***** PASSAGE GIVEN *****

I would like to bring the conversation back around to a few points in your book. This would be a request for a Reader’s Digest version of the story you explore throughout your book. Is it possible (laughs) to quickly move through the high points of economic insight that we glean from the Epic of Gilgamesh 4,000 years ago, through the Greeks, the Old Testament, the New Testament, the primary drivers of these ideas of the 4th through the 12th centuries, and then finally, Descartes, Hobbes, Smith, Mandeville, Alfred Marshall. Is that too much to ask?

Tomáš: Well, if I could say it briefer, I would have written a shorter book.

David: (laughs)

Tomáš: But I’m trying to lead the readers through these gems of our history, I’m always trying to reconnect it with the current movies such as Fight Club, or Lord of the Rings, or reconnect that with some of the stories that we know from the Bible, and make it a little bit more legible. So, it’s very hard to summarize, of course, but all I can say is that economics is just a new form of ideology. There is nothing wrong, and nothing particularly honorable about it, but we should know it, that it is not just a value-free mathematical neutral area from which we can judge our actions, but that it is just another ideology. And this ideology, of course, has deities of its own – one of them is growth, the other one would be efficiency. It has profits of its own that are foretelling, forecasting the future into the last decimal point, everybody admitting that its futile, but everybody still doing it. This is also quite curious.

Then we have ethics – it has ethics of its own, the belief in human selfishness, the belief that human life can be approximated by mathematical formulas, the belief that human beings are here to maximize their utility – that is also philosophy, or ethics, if you will. So, all these values are very strongly embedded in economics. Economics is not a value-free ideology, it is an extremely value-full ideology. It has good beliefs in it also – the belief in freedom, the belief that the human being should be primarily responsible for themselves and should try to bother others as little as they can, the belief in freedom, and the belief in rigorosity.

*****

▸ **SET PROBLEM 1**:
Answer these questions using the interview excerpt:
(a) Which ancient work from 4,000 years ago does the interviewer list first?
(b) Which two movies does Tomáš name as ones he reconnects the history with?
(c) What two deities does Tomáš say the ideology of economics has?
The interview excerpt and the entries that follow it are unrelated pieces of material.

***** RECORDS *****

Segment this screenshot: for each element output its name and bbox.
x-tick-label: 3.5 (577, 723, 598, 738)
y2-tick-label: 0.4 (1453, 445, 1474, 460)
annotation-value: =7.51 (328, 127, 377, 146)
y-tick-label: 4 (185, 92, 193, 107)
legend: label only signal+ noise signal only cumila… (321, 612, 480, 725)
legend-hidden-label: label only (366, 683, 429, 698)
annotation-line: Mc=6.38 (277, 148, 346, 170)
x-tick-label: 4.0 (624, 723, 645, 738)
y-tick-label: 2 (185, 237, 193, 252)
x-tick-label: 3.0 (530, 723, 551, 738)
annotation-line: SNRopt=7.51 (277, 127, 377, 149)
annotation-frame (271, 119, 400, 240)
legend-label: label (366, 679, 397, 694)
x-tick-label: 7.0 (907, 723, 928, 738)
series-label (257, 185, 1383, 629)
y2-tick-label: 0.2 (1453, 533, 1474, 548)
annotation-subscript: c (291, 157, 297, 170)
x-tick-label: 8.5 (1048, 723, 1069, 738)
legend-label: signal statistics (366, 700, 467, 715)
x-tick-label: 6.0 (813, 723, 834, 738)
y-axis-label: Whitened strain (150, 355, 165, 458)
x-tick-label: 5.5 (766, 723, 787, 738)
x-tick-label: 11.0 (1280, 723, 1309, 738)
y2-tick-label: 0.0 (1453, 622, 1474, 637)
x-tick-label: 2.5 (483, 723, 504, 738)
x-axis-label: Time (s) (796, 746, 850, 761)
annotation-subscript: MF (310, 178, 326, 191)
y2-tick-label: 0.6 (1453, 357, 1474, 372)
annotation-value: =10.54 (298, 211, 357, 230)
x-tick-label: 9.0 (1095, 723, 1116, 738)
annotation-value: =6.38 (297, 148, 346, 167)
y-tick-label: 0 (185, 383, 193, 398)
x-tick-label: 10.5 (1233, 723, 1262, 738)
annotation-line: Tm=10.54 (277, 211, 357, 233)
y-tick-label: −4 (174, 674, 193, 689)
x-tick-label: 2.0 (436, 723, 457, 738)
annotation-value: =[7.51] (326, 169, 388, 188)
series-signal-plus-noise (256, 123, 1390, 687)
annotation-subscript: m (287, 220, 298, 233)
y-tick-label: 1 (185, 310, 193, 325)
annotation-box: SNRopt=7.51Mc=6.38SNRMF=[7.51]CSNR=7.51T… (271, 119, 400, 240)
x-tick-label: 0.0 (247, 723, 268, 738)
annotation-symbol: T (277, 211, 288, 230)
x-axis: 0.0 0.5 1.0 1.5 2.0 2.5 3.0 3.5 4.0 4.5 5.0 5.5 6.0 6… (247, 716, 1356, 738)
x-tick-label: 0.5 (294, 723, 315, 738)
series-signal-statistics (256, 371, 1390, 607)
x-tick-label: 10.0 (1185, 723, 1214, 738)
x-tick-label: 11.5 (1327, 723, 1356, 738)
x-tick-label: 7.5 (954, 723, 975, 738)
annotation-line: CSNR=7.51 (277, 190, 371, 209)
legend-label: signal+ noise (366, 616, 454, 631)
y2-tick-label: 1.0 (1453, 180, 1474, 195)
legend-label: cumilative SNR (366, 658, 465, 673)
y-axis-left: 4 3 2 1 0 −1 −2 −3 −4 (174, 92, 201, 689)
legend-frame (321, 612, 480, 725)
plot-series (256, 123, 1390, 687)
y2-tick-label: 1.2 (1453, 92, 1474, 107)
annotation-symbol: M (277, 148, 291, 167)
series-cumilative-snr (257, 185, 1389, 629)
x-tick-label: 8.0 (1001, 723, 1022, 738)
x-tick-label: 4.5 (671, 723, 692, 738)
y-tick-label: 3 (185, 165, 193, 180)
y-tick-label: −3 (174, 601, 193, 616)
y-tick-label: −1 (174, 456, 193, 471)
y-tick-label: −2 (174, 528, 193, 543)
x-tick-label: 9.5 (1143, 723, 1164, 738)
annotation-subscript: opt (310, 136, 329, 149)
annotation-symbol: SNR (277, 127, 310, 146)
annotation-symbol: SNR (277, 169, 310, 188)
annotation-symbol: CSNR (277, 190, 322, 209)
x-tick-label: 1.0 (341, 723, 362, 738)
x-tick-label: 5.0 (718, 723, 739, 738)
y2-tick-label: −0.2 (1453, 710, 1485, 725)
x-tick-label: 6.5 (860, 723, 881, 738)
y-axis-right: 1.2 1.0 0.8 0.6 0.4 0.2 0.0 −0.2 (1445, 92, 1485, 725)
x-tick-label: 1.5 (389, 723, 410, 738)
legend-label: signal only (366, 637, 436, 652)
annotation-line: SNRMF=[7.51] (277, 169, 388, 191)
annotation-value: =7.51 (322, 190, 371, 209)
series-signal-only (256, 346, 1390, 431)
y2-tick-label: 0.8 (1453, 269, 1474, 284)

*****

▸ **SET PROBLEM 2**: Quote the entries from their first line through the line containing "x-tick-label: 9.0 (1095, 723, 1116, 738)", including both of those lines.

▸ **EXERCISE RESULT 1**:
(a) The Epic of Gilgamesh.
(b) Fight Club and Lord of the Rings.
(c) Growth and efficiency.

▸ **EXERCISE RESULT 2**:
Segment this screenshot: for each element output its name and bbox.
x-tick-label: 3.5 (577, 723, 598, 738)
y2-tick-label: 0.4 (1453, 445, 1474, 460)
annotation-value: =7.51 (328, 127, 377, 146)
y-tick-label: 4 (185, 92, 193, 107)
legend: label only signal+ noise signal only cumila… (321, 612, 480, 725)
legend-hidden-label: label only (366, 683, 429, 698)
annotation-line: Mc=6.38 (277, 148, 346, 170)
x-tick-label: 4.0 (624, 723, 645, 738)
y-tick-label: 2 (185, 237, 193, 252)
x-tick-label: 3.0 (530, 723, 551, 738)
annotation-line: SNRopt=7.51 (277, 127, 377, 149)
annotation-frame (271, 119, 400, 240)
legend-label: label (366, 679, 397, 694)
x-tick-label: 7.0 (907, 723, 928, 738)
series-label (257, 185, 1383, 629)
y2-tick-label: 0.2 (1453, 533, 1474, 548)
annotation-subscript: c (291, 157, 297, 170)
x-tick-label: 8.5 (1048, 723, 1069, 738)
legend-label: signal statistics (366, 700, 467, 715)
x-tick-label: 6.0 (813, 723, 834, 738)
y-axis-label: Whitened strain (150, 355, 165, 458)
x-tick-label: 5.5 (766, 723, 787, 738)
x-tick-label: 11.0 (1280, 723, 1309, 738)
y2-tick-label: 0.0 (1453, 622, 1474, 637)
x-tick-label: 2.5 (483, 723, 504, 738)
x-axis-label: Time (s) (796, 746, 850, 761)
annotation-subscript: MF (310, 178, 326, 191)
y2-tick-label: 0.6 (1453, 357, 1474, 372)
annotation-value: =10.54 (298, 211, 357, 230)
x-tick-label: 9.0 (1095, 723, 1116, 738)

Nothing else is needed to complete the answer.